#### [Task requirements]
Copy out all the entries word for word.

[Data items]
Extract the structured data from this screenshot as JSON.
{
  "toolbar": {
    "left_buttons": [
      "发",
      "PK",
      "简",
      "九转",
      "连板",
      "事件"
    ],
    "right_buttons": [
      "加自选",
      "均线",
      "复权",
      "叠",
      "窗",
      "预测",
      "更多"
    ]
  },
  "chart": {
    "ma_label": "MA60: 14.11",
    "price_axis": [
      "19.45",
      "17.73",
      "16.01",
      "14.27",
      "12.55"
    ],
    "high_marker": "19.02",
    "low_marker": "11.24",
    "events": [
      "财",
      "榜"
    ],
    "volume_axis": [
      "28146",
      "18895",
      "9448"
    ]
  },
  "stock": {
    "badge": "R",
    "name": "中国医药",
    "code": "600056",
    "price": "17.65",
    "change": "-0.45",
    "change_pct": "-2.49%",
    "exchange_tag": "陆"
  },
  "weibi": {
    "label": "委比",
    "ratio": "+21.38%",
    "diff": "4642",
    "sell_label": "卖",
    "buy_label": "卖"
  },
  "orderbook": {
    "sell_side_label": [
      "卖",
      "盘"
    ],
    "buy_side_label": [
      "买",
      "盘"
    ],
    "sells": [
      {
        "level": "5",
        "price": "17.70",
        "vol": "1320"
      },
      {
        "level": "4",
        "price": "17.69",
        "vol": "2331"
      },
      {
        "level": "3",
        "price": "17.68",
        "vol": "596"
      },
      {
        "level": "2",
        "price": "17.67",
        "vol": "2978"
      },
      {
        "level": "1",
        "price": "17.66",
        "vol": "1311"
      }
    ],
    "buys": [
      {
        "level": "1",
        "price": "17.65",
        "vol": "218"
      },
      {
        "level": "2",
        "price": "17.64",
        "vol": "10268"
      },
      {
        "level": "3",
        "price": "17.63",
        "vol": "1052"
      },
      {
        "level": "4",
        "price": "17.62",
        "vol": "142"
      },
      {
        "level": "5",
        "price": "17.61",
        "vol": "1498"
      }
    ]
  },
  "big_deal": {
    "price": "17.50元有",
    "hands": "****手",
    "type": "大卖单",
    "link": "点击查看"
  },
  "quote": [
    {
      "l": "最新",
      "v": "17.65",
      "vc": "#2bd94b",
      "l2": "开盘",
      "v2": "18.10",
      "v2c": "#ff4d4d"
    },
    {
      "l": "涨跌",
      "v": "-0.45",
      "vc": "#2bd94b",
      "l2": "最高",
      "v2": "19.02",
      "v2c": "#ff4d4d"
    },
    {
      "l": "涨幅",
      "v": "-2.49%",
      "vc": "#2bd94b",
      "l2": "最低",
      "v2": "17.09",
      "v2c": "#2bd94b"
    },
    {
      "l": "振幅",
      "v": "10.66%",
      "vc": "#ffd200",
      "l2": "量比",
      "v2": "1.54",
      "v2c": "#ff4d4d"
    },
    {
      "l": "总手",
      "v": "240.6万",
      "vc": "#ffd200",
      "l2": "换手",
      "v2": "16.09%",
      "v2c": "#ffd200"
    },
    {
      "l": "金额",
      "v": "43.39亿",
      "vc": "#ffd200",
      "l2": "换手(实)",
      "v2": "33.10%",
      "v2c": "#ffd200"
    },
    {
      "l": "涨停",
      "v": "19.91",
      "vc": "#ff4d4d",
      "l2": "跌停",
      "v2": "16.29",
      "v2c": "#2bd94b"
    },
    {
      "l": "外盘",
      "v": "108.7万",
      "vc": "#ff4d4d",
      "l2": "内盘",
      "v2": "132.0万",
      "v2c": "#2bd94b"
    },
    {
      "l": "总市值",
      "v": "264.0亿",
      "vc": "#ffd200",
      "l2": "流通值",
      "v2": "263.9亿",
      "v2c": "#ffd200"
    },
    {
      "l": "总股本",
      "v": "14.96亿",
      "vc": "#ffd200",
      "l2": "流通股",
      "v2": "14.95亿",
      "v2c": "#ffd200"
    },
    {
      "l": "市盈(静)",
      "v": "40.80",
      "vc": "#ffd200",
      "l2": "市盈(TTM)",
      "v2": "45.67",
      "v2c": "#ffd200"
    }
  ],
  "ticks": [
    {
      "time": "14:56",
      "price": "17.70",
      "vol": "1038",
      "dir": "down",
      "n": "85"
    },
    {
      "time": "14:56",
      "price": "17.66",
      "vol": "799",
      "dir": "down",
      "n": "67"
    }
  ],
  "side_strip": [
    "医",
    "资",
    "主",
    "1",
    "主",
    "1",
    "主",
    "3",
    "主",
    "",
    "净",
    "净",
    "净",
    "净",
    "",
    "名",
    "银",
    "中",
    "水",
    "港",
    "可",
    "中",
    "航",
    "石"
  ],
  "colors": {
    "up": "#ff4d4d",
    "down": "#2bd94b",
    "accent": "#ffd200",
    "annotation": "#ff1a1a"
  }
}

#### [Correct result]
Extract the structured data from this screenshot as JSON.
{
  "toolbar": {
    "left_buttons": [
      "发",
      "PK",
      "简",
      "九转",
      "连板",
      "事件"
    ],
    "right_buttons": [
      "加自选",
      "均线",
      "复权",
      "叠",
      "窗",
      "预测",
      "更多"
    ]
  },
  "chart": {
    "ma_label": "MA60: 14.11",
    "price_axis": [
      "19.45",
      "17.73",
      "16.01",
      "14.27",
      "12.55"
    ],
    "high_marker": "19.02",
    "low_marker": "11.24",
    "events": [
      "财",
      "榜"
    ],
    "volume_axis": [
      "28146",
      "18895",
      "9448"
    ]
  },
  "stock": {
    "badge": "R",
    "name": "中国医药",
    "code": "600056",
    "price": "17.65",
    "change": "-0.45",
    "change_pct": "-2.49%",
    "exchange_tag": "陆"
  },
  "weibi": {
    "label": "委比",
    "ratio": "+21.38%",
    "diff": "4642",
    "sell_label": "卖",
    "buy_label": "卖"
  },
  "orderbook": {
    "sell_side_label": [
      "卖",
      "盘"
    ],
    "buy_side_label": [
      "买",
      "盘"
    ],
    "sells": [
      {
        "level": "5",
        "price": "17.70",
        "vol": "1320"
      },
      {
        "level": "4",
        "price": "17.69",
        "vol": "2331"
      },
      {
        "level": "3",
        "price": "17.68",
        "vol": "596"
      },
      {
        "level": "2",
        "price": "17.67",
        "vol": "2978"
      },
      {
        "level": "1",
        "price": "17.66",
        "vol": "1311"
      }
    ],
    "buys": [
      {
        "level": "1",
        "price": "17.65",
        "vol": "218"
      },
      {
        "level": "2",
        "price": "17.64",
        "vol": "10268"
      },
      {
        "level": "3",
        "price": "17.63",
        "vol": "1052"
      },
      {
        "level": "4",
        "price": "17.62",
        "vol": "142"
      },
      {
        "level": "5",
        "price": "17.61",
        "vol": "1498"
      }
    ]
  },
  "big_deal": {
    "price": "17.50元有",
    "hands": "****手",
    "type": "大卖单",
    "link": "点击查看"
  },
  "quote": [
    {
      "l": "最新",
      "v": "17.65",
      "vc": "#2bd94b",
      "l2": "开盘",
      "v2": "18.10",
      "v2c": "#ff4d4d"
    },
    {
      "l": "涨跌",
      "v": "-0.45",
      "vc": "#2bd94b",
      "l2": "最高",
      "v2": "19.02",
      "v2c": "#ff4d4d"
    },
    {
      "l": "涨幅",
      "v": "-2.49%",
      "vc": "#2bd94b",
      "l2": "最低",
      "v2": "17.09",
      "v2c": "#2bd94b"
    },
    {
      "l": "振幅",
      "v": "10.66%",
      "vc": "#ffd200",
      "l2": "量比",
      "v2": "1.54",
      "v2c": "#ff4d4d"
    },
    {
      "l": "总手",
      "v": "240.6万",
      "vc": "#ffd200",
      "l2": "换手",
      "v2": "16.09%",
      "v2c": "#ffd200"
    },
    {
      "l": "金额",
      "v": "43.39亿",
      "vc": "#ffd200",
      "l2": "换手(实)",
      "v2": "33.10%",
      "v2c": "#ffd200"
    },
    {
      "l": "涨停",
      "v": "19.91",
      "vc": "#ff4d4d",
      "l2": "跌停",
      "v2": "16.29",
      "v2c": "#2bd94b"
    },
    {
      "l": "外盘",
      "v": "108.7万",
      "vc": "#ff4d4d",
      "l2": "内盘",
      "v2": "132.0万",
      "v2c": "#2bd94b"
    },
    {
      "l": "总市值",
      "v": "264.0亿",
      "vc": "#ffd200",
      "l2": "流通值",
      "v2": "263.9亿",
      "v2c": "#ffd200"
    },
    {
      "l": "总股本",
      "v": "14.96亿",
      "vc": "#ffd200",
      "l2": "流通股",
      "v2": "14.95亿",
      "v2c": "#ffd200"
    },
    {
      "l": "市盈(静)",
      "v": "40.80",
      "vc": "#ffd200",
      "l2": "市盈(TTM)",
      "v2": "45.67",
      "v2c": "#ffd200"
    }
  ],
  "ticks": [
    {
      "time": "14:56",
      "price": "17.70",
      "vol": "1038",
      "dir": "down",
      "n": "85"
    },
    {
      "time": "14:56",
      "price": "17.66",
      "vol": "799",
      "dir": "down",
      "n": "67"
    }
  ],
  "side_strip": [
    "医",
    "资",
    "主",
    "1",
    "主",
    "1",
    "主",
    "3",
    "主",
    "",
    "净",
    "净",
    "净",
    "净",
    "",
    "名",
    "银",
    "中",
    "水",
    "港",
    "可",
    "中",
    "航",
    "石"
  ],
  "colors": {
    "up": "#ff4d4d",
    "down": "#2bd94b",
    "accent": "#ffd200",
    "annotation": "#ff1a1a"
  }
}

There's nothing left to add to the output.